WRITTEN TASK 1
According to the article on attribute grammars, what is an attribute called when a semantic function defines its value for the symbol on the left hand side of the rule?
WRITTEN TASK 2
Please copy the passage of the article on attribute grammars from "Each semantic function" up to and including "the syntax tree.".

= Attribute grammar =

Type of formal grammar

An attribute grammar is a formal way to supplement a formal grammar with semantic information processing. Semantic information is stored in attributes associated with terminal and nonterminal symbols of the grammar. The values of attributes are the result of attribute evaluation rules associated with productions of the grammar. Attributes allow the transfer of information from anywhere in the abstract syntax tree to anywhere else, in a controlled and formal way.

Each semantic function deals with attributes of symbols occurring only in one production rule: both semantic function parameters and its result are attributes of symbols from one particular rule. When a semantic function defines the value of an attribute of the symbol on the left hand side of the rule, the attribute is called synthesized; otherwise it is called inherited. Thus, synthesized attributes serve to pass semantic information up the parse tree, while inherited attributes allow values to be passed from the parent nodes down and across the syntax tree.

In simple applications, such as evaluation of arithmetic expressions, attribute grammar may be used to describe the entire task to be performed besides parsing in straightforward way; in complicated systems, for instance, when constructing a language translation tool, such as a compiler, it may be used to validate semantic checks associated with a grammar, representing the rules of a language not explicitly imparted by the syntax definition. It may be also used by parsers or compilers to translate the syntax tree directly into code for some specific machine, or into some intermediate language.

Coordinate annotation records
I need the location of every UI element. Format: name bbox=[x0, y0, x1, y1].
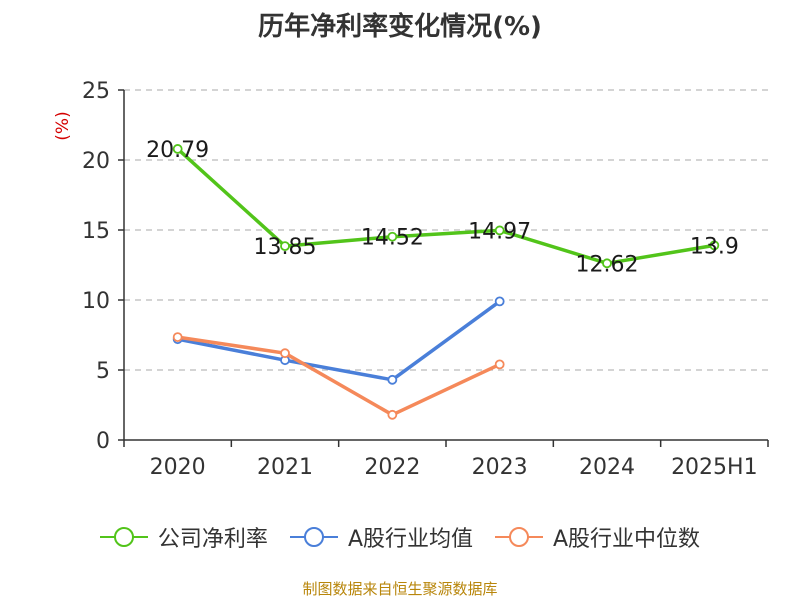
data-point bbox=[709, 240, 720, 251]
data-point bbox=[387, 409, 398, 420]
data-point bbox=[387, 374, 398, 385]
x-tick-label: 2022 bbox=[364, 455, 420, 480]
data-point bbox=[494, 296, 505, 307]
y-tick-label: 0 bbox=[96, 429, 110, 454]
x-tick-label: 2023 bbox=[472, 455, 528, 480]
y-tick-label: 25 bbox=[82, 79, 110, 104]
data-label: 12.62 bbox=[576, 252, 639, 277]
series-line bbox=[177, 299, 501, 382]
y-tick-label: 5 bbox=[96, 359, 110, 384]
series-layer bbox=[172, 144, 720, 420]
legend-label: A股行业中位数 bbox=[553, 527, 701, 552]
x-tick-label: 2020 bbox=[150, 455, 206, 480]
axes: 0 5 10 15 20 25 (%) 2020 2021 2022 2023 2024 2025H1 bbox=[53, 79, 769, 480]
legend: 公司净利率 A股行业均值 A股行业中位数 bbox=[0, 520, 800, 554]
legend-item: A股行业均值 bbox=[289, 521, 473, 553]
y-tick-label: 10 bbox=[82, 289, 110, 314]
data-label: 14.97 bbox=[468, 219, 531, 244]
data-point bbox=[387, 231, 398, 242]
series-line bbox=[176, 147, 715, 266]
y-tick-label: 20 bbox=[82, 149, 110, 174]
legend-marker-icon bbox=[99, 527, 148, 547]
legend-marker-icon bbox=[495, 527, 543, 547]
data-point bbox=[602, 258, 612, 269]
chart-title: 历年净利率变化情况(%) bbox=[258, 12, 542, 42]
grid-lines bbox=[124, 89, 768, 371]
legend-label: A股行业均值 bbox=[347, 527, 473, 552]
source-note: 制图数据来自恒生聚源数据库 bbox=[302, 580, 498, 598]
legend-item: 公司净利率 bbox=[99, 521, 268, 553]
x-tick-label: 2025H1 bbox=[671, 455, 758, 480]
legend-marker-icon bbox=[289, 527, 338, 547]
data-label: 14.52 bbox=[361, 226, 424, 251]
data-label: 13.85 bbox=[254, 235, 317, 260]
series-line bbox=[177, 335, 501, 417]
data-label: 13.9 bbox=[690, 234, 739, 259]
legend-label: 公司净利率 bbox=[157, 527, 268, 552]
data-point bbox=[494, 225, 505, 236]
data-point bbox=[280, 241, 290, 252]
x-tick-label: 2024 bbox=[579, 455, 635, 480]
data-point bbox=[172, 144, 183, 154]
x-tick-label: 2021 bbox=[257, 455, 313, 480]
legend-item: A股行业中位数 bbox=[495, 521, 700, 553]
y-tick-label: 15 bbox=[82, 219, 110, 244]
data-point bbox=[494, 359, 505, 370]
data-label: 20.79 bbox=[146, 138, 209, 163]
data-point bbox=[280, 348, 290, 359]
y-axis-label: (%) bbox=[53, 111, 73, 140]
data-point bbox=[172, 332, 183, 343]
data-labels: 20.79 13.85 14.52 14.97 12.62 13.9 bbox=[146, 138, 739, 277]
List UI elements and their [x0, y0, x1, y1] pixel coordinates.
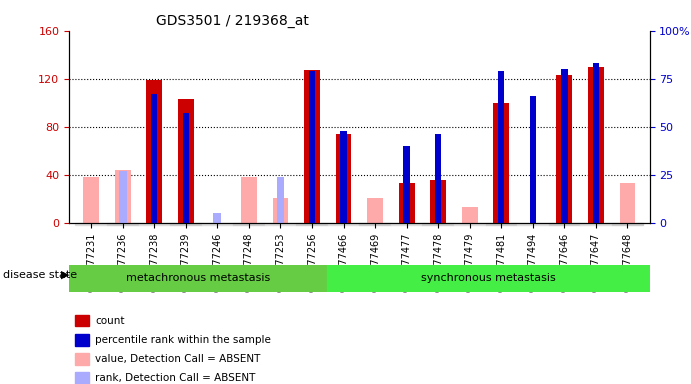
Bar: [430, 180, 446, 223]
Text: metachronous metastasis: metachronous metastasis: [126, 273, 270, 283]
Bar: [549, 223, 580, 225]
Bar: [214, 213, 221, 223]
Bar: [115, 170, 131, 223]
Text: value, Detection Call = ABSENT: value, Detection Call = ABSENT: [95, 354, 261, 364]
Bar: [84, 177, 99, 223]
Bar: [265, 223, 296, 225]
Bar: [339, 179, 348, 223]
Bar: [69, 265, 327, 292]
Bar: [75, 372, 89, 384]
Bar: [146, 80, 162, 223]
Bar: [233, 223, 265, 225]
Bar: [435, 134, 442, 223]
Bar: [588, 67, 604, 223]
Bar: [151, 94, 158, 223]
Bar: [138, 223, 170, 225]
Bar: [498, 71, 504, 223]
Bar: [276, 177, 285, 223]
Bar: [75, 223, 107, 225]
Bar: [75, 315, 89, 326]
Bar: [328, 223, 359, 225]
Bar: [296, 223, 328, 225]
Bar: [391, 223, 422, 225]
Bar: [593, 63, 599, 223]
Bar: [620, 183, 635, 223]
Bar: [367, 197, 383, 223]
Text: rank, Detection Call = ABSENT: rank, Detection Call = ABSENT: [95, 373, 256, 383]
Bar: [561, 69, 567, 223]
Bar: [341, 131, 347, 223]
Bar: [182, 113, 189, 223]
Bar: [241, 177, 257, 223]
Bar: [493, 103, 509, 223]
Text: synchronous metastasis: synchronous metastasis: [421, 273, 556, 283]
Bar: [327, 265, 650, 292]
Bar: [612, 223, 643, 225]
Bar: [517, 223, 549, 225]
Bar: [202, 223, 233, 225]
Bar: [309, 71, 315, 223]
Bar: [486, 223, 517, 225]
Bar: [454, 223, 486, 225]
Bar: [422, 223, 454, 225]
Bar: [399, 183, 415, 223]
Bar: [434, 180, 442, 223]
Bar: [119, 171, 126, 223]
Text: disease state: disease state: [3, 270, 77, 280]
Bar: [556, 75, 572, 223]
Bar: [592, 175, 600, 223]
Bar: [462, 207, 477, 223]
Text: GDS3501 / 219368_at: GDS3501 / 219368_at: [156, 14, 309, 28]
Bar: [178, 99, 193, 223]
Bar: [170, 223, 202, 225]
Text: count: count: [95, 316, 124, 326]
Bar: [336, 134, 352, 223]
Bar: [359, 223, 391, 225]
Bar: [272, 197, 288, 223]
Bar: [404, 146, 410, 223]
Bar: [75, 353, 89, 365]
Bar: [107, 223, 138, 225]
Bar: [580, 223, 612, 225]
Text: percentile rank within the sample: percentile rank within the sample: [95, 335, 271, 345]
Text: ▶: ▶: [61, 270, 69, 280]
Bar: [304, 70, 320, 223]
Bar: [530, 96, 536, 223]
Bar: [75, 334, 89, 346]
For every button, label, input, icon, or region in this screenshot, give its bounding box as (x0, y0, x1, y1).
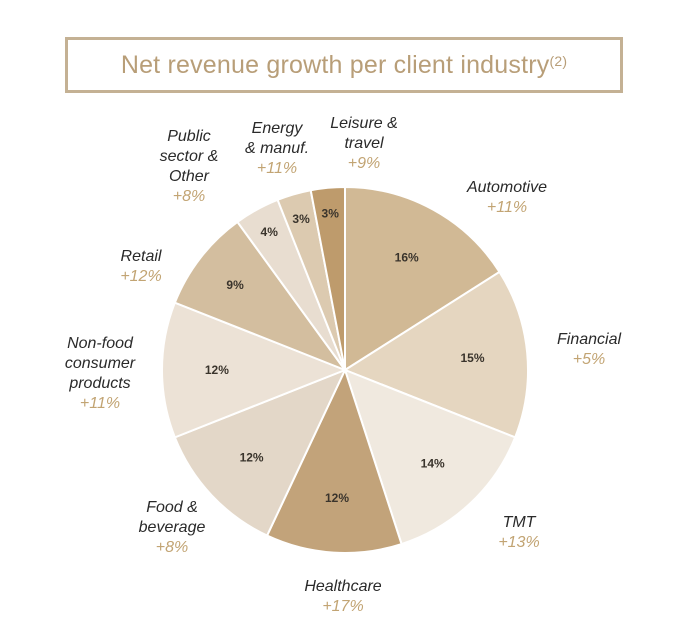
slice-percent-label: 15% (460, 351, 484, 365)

TASK SOLUTION 1
It is called synthesized.

TASK SOLUTION 2
Each semantic function deals with attributes of symbols occurring only in one production rule: both semantic function parameters and its result are attributes of symbols from one particular rule. When a semantic function defines the value of an attribute of the symbol on the left hand side of the rule, the attribute is called synthesized; otherwise it is called inherited. Thus, synthesized attributes serve to pass semantic information up the parse tree, while inherited attributes allow values to be passed from the parent nodes down and across the syntax tree.